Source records
-- start --

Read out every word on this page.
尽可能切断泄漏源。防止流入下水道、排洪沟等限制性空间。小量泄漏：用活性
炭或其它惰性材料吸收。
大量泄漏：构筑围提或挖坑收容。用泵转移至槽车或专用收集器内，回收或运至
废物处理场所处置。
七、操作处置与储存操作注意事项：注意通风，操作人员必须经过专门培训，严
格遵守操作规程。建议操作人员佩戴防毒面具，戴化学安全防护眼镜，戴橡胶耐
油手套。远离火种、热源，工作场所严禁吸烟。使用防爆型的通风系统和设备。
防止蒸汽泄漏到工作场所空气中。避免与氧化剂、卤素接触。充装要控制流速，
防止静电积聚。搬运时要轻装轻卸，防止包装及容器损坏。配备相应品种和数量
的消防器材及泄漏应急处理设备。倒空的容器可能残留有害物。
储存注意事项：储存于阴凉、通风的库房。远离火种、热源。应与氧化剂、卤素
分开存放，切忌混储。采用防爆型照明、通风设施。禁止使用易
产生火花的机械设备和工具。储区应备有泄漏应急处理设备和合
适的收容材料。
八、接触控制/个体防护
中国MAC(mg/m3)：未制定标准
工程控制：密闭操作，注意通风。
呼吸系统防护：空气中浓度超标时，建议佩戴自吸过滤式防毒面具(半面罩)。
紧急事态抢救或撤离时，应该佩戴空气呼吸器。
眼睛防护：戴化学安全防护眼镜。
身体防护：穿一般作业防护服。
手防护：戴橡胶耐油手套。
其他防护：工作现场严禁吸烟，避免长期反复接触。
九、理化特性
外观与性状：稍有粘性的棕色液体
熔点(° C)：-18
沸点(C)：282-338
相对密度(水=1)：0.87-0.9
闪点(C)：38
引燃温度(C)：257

-- end --

WORK TO COMPLETE >> Look over the listing. Pull out every line with the string "远离火种" in it.

EXERCISE RESULT >>
油手套。远离火种、热源，工作场所严禁吸烟。使用防爆型的通风系统和设备。
储存注意事项：储存于阴凉、通风的库房。远离火种、热源。应与氧化剂、卤素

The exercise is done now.